Written problem:
Determine how many lines include the word "using", then give that number and nothing more.

START

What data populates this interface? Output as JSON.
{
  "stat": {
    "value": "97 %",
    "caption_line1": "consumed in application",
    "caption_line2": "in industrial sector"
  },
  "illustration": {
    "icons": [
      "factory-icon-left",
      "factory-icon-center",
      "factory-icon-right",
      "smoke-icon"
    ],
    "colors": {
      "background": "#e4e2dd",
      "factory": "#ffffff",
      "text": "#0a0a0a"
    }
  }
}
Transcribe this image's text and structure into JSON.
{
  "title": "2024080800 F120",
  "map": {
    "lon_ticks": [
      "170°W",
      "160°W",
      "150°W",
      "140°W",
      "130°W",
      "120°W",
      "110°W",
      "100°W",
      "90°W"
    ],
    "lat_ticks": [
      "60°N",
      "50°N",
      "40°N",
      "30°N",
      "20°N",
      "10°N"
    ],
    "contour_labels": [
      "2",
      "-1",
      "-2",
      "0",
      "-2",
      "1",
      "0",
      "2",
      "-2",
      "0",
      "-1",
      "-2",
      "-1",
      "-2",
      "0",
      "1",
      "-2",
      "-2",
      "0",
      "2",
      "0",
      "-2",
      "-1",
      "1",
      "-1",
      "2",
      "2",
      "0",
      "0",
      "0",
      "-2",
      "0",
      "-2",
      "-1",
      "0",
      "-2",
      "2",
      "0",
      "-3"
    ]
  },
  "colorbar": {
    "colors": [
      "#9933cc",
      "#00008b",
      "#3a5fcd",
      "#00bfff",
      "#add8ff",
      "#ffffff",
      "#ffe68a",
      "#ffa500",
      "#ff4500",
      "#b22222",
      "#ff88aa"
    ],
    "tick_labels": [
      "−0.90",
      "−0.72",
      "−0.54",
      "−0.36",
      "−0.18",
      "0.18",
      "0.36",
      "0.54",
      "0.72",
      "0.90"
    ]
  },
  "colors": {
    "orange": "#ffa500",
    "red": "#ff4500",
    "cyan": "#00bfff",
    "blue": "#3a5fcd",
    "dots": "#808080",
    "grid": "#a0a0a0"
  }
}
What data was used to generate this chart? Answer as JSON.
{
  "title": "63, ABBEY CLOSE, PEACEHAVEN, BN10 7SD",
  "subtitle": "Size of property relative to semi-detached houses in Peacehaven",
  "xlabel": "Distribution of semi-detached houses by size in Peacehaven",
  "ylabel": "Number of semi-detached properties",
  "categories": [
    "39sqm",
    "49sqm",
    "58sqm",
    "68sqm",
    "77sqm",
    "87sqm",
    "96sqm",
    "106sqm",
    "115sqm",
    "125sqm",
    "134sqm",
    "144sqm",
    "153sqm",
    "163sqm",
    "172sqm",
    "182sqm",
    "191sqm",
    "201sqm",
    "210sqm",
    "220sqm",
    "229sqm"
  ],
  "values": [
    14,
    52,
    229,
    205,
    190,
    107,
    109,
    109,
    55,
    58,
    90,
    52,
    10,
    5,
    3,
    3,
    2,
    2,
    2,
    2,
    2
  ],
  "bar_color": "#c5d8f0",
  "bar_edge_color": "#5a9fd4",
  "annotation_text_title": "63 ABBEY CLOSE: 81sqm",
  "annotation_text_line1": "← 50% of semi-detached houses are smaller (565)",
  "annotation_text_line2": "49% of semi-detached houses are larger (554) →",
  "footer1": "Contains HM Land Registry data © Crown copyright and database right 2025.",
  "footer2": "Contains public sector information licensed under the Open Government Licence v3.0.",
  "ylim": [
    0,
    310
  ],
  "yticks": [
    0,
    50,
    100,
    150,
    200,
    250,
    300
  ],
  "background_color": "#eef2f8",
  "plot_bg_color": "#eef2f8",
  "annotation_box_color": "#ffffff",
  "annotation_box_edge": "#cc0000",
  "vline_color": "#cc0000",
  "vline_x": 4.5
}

END
START

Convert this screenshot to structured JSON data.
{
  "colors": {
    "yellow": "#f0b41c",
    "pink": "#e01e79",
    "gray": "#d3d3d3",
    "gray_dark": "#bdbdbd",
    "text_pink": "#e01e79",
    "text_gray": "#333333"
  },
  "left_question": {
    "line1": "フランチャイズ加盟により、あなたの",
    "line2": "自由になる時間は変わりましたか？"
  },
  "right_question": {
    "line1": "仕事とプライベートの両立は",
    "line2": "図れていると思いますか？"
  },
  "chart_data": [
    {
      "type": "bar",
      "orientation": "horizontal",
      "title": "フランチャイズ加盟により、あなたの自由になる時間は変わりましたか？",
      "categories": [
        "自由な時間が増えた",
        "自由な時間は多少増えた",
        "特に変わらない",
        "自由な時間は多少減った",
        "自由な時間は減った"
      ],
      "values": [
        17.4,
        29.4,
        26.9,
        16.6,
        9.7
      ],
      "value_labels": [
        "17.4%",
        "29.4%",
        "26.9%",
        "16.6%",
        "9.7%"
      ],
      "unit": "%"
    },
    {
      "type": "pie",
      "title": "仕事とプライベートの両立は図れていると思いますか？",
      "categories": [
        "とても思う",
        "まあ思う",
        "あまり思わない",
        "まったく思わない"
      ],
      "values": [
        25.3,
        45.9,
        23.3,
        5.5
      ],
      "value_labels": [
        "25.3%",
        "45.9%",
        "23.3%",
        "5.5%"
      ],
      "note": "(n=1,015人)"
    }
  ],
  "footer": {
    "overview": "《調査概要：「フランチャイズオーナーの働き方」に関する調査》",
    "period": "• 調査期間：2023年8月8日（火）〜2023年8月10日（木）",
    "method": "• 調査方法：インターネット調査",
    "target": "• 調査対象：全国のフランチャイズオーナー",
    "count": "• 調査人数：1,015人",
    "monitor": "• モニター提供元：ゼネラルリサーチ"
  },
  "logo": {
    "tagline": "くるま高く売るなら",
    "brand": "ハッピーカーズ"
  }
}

END
START

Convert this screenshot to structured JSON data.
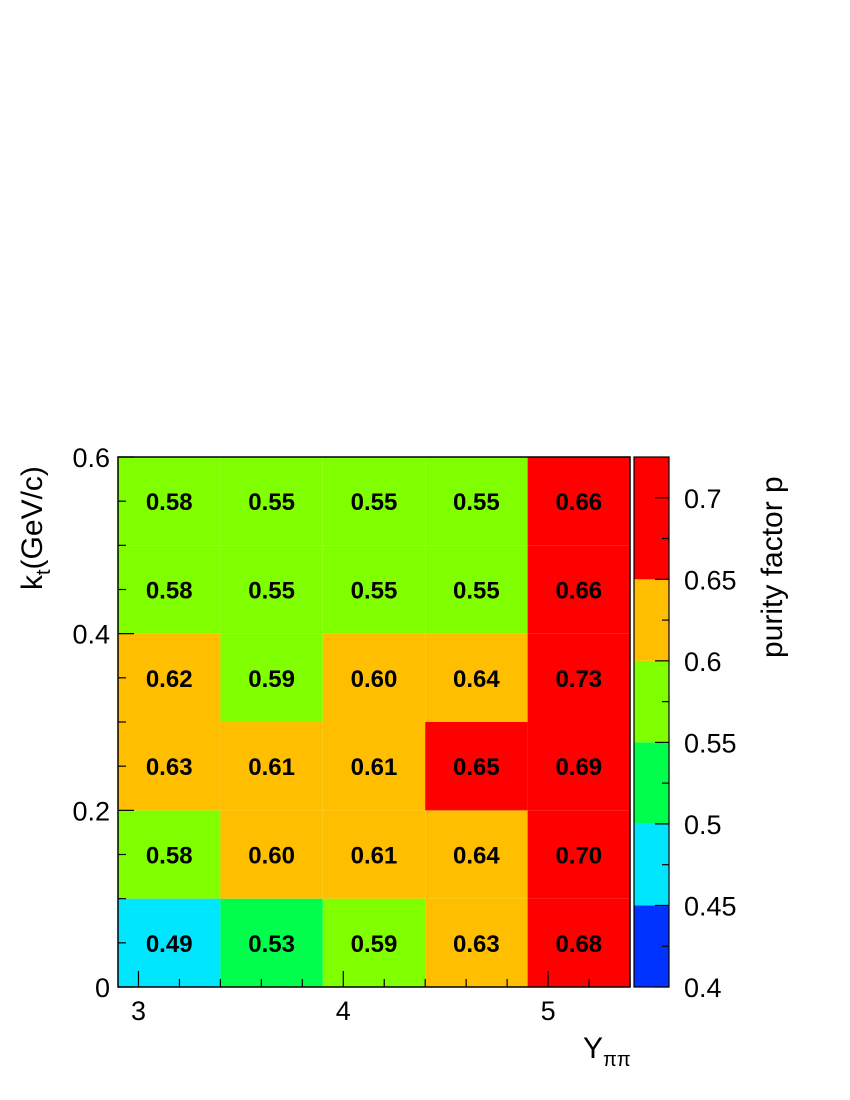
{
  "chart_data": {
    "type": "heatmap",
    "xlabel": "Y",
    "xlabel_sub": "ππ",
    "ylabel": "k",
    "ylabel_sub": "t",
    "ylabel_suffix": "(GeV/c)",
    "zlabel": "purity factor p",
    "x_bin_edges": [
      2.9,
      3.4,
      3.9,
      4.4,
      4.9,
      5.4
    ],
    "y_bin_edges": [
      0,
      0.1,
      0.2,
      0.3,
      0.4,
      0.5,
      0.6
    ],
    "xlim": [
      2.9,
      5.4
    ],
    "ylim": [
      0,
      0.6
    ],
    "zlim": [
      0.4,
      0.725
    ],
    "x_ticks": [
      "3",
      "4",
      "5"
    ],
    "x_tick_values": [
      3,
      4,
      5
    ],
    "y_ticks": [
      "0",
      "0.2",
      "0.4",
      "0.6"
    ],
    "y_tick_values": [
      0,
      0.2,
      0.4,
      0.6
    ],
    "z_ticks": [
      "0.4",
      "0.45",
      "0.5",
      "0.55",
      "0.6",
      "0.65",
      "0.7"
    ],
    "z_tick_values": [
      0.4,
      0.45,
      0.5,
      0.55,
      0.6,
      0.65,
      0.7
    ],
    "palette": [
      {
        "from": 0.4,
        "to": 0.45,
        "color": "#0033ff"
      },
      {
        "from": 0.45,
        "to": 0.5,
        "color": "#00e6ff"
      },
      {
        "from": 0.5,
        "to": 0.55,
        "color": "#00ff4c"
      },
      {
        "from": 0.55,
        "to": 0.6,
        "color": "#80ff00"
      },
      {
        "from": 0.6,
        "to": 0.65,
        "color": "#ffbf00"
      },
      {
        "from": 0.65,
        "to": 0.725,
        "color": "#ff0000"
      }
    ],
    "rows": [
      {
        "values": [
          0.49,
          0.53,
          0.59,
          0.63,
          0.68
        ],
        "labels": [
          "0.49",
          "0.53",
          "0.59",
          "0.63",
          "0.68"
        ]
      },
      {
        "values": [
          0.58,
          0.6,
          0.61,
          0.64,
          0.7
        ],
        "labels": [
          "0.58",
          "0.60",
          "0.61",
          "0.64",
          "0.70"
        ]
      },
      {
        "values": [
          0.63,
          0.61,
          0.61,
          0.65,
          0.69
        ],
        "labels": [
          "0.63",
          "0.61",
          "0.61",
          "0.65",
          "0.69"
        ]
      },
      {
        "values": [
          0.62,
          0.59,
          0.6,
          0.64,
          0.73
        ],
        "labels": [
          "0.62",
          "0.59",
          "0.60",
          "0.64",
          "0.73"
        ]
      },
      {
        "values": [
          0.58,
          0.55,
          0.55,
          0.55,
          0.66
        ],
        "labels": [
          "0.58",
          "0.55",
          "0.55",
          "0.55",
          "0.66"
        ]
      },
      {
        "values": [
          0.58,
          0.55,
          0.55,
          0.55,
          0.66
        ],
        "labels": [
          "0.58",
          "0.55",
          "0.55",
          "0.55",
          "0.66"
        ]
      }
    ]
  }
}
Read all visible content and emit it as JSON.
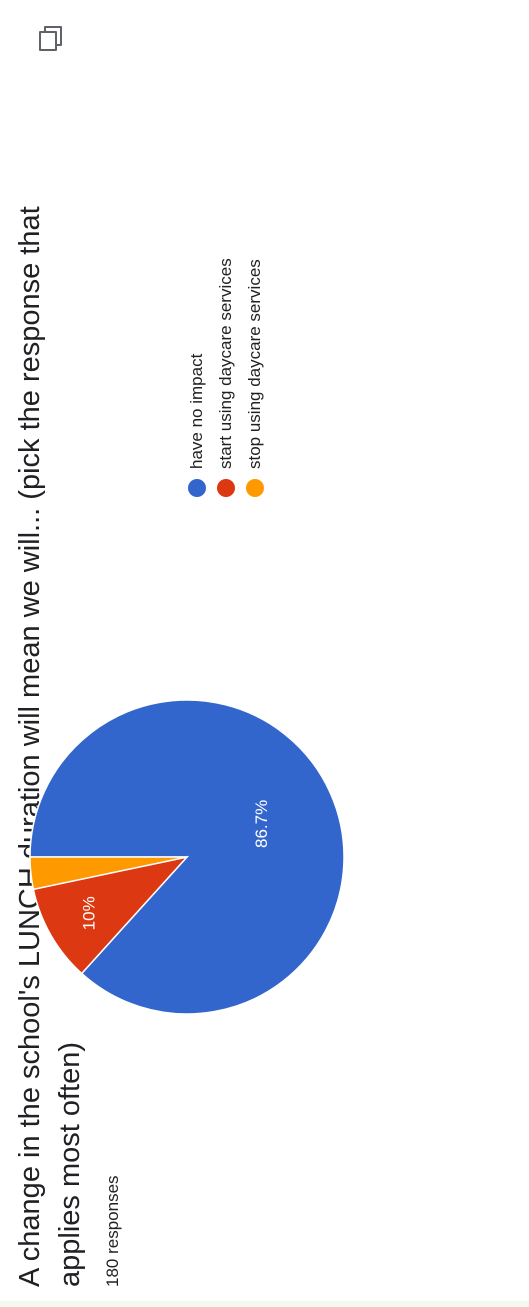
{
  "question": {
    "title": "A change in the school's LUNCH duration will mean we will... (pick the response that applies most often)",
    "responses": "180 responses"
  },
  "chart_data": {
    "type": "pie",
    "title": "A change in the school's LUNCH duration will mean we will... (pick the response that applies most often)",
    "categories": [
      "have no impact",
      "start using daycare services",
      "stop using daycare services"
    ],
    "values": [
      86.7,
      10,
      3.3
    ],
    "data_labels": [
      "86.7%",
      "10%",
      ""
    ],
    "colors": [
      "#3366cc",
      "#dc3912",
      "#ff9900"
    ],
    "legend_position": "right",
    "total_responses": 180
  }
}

END

Task output:
2